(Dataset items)
::::::::
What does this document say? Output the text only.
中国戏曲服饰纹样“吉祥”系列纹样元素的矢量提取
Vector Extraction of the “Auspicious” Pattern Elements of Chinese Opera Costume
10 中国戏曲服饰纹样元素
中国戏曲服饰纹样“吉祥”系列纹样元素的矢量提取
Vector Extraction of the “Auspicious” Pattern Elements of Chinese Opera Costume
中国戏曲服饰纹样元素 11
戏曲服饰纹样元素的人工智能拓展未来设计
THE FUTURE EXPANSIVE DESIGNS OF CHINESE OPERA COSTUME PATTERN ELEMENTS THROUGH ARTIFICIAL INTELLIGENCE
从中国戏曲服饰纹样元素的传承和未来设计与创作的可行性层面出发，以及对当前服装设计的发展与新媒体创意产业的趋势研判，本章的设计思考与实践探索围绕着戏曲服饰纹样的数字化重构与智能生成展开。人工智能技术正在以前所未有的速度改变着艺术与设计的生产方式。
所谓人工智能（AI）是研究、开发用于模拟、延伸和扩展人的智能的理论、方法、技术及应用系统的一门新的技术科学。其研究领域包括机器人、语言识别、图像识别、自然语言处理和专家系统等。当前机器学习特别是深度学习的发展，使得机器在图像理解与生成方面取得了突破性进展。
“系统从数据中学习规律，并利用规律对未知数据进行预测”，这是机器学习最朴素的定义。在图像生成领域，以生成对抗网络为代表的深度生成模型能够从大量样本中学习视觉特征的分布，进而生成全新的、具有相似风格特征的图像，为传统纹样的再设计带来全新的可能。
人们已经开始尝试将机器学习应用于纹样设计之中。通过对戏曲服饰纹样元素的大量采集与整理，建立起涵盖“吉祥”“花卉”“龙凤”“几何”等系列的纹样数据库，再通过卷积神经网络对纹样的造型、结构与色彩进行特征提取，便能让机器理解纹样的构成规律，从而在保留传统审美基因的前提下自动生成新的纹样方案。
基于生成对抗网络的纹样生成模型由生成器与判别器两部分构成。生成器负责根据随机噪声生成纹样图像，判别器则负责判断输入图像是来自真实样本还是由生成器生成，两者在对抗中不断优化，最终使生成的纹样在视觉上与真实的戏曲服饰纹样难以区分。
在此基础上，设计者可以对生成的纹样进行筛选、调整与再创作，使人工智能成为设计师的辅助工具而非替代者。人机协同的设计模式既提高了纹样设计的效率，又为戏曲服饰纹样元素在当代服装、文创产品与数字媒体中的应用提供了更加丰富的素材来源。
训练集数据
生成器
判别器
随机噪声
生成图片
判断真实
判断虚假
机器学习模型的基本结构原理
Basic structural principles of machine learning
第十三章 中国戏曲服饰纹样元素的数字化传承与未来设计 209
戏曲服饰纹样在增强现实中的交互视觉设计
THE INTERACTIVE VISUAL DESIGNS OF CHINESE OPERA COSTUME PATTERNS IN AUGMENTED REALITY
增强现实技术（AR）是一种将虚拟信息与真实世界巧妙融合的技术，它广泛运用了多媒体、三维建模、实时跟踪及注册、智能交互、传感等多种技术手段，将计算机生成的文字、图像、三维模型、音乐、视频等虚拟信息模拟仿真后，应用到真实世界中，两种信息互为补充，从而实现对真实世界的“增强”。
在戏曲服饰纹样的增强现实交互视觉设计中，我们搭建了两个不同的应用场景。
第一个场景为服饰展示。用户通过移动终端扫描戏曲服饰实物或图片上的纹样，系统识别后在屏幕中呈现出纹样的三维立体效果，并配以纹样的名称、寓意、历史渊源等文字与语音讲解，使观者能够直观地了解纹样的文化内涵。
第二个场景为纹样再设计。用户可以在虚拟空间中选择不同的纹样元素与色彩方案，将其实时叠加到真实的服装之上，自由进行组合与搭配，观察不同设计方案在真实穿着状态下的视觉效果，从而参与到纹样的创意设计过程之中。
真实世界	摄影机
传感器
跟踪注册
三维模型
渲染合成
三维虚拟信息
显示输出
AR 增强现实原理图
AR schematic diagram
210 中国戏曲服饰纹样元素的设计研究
::::::::
### EXERCISE TASK
Write out all records exactly, keeping every detail.

### THE RESPONSE
What does this document say? Output the text only.
中国戏曲服饰纹样“吉祥”系列纹样元素的矢量提取
Vector Extraction of the “Auspicious” Pattern Elements of Chinese Opera Costume
10 中国戏曲服饰纹样元素
中国戏曲服饰纹样“吉祥”系列纹样元素的矢量提取
Vector Extraction of the “Auspicious” Pattern Elements of Chinese Opera Costume
中国戏曲服饰纹样元素 11
戏曲服饰纹样元素的人工智能拓展未来设计
THE FUTURE EXPANSIVE DESIGNS OF CHINESE OPERA COSTUME PATTERN ELEMENTS THROUGH ARTIFICIAL INTELLIGENCE
从中国戏曲服饰纹样元素的传承和未来设计与创作的可行性层面出发，以及对当前服装设计的发展与新媒体创意产业的趋势研判，本章的设计思考与实践探索围绕着戏曲服饰纹样的数字化重构与智能生成展开。人工智能技术正在以前所未有的速度改变着艺术与设计的生产方式。
所谓人工智能（AI）是研究、开发用于模拟、延伸和扩展人的智能的理论、方法、技术及应用系统的一门新的技术科学。其研究领域包括机器人、语言识别、图像识别、自然语言处理和专家系统等。当前机器学习特别是深度学习的发展，使得机器在图像理解与生成方面取得了突破性进展。
“系统从数据中学习规律，并利用规律对未知数据进行预测”，这是机器学习最朴素的定义。在图像生成领域，以生成对抗网络为代表的深度生成模型能够从大量样本中学习视觉特征的分布，进而生成全新的、具有相似风格特征的图像，为传统纹样的再设计带来全新的可能。
人们已经开始尝试将机器学习应用于纹样设计之中。通过对戏曲服饰纹样元素的大量采集与整理，建立起涵盖“吉祥”“花卉”“龙凤”“几何”等系列的纹样数据库，再通过卷积神经网络对纹样的造型、结构与色彩进行特征提取，便能让机器理解纹样的构成规律，从而在保留传统审美基因的前提下自动生成新的纹样方案。
基于生成对抗网络的纹样生成模型由生成器与判别器两部分构成。生成器负责根据随机噪声生成纹样图像，判别器则负责判断输入图像是来自真实样本还是由生成器生成，两者在对抗中不断优化，最终使生成的纹样在视觉上与真实的戏曲服饰纹样难以区分。
在此基础上，设计者可以对生成的纹样进行筛选、调整与再创作，使人工智能成为设计师的辅助工具而非替代者。人机协同的设计模式既提高了纹样设计的效率，又为戏曲服饰纹样元素在当代服装、文创产品与数字媒体中的应用提供了更加丰富的素材来源。
训练集数据
生成器
判别器
随机噪声
生成图片
判断真实
判断虚假
机器学习模型的基本结构原理
Basic structural principles of machine learning
第十三章 中国戏曲服饰纹样元素的数字化传承与未来设计 209
戏曲服饰纹样在增强现实中的交互视觉设计
THE INTERACTIVE VISUAL DESIGNS OF CHINESE OPERA COSTUME PATTERNS IN AUGMENTED REALITY
增强现实技术（AR）是一种将虚拟信息与真实世界巧妙融合的技术，它广泛运用了多媒体、三维建模、实时跟踪及注册、智能交互、传感等多种技术手段，将计算机生成的文字、图像、三维模型、音乐、视频等虚拟信息模拟仿真后，应用到真实世界中，两种信息互为补充，从而实现对真实世界的“增强”。
在戏曲服饰纹样的增强现实交互视觉设计中，我们搭建了两个不同的应用场景。
第一个场景为服饰展示。用户通过移动终端扫描戏曲服饰实物或图片上的纹样，系统识别后在屏幕中呈现出纹样的三维立体效果，并配以纹样的名称、寓意、历史渊源等文字与语音讲解，使观者能够直观地了解纹样的文化内涵。
第二个场景为纹样再设计。用户可以在虚拟空间中选择不同的纹样元素与色彩方案，将其实时叠加到真实的服装之上，自由进行组合与搭配，观察不同设计方案在真实穿着状态下的视觉效果，从而参与到纹样的创意设计过程之中。
真实世界	摄影机
传感器
跟踪注册
三维模型
渲染合成
三维虚拟信息
显示输出
AR 增强现实原理图
AR schematic diagram
210 中国戏曲服饰纹样元素的设计研究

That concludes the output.